(Instructions to follow) Filter the records below and copy every line containing the word "JSON".

··· Material for the task

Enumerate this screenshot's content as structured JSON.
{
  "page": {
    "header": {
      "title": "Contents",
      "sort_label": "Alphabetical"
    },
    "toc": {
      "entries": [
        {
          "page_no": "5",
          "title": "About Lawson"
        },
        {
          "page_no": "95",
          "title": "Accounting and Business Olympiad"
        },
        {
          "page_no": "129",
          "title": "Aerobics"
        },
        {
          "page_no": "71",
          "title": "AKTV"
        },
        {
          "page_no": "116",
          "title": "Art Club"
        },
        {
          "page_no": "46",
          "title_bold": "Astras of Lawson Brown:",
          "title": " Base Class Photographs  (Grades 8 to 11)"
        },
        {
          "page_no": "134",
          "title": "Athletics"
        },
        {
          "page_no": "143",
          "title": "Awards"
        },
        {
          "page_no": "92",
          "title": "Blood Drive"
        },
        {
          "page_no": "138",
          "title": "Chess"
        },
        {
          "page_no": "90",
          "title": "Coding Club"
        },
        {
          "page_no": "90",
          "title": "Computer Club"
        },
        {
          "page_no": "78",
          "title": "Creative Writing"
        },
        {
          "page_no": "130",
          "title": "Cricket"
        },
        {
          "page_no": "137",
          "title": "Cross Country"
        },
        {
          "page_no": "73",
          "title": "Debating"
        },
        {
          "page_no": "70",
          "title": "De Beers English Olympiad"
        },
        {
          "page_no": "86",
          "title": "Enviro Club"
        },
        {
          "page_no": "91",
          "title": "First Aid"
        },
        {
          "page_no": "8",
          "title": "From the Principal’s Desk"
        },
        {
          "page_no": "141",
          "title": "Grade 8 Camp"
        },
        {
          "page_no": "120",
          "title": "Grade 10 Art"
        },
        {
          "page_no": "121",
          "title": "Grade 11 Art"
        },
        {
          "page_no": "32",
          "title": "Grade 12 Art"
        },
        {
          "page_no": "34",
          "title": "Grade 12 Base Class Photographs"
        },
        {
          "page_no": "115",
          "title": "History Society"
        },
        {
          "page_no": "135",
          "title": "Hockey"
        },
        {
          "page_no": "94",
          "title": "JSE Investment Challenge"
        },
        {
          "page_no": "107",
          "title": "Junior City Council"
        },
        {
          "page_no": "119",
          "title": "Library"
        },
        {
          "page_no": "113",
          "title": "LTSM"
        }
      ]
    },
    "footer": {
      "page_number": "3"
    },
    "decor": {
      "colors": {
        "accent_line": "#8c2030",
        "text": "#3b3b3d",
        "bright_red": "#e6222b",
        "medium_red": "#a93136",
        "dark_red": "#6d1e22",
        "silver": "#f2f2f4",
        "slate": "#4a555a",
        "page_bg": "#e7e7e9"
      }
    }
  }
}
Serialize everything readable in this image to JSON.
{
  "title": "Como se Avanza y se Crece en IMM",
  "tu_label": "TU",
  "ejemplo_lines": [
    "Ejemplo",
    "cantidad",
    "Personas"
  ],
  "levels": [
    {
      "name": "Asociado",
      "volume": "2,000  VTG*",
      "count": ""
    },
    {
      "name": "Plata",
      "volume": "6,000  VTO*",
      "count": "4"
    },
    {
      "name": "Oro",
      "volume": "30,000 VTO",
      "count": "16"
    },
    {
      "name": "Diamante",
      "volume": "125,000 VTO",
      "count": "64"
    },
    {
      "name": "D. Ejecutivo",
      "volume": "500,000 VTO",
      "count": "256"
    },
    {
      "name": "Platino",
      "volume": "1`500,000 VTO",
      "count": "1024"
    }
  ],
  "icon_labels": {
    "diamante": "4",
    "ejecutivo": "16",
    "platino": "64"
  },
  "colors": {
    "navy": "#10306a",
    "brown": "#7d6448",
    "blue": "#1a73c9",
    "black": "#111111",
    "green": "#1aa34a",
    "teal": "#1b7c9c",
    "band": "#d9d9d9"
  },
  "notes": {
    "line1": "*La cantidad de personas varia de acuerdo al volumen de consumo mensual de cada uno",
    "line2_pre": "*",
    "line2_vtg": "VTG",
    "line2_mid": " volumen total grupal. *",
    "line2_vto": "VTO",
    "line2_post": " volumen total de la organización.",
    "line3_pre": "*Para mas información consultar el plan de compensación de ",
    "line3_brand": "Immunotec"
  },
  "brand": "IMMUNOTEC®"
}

······

(Solution to this problem)
Enumerate this screenshot's content as structured JSON.
Serialize everything readable in this image to JSON.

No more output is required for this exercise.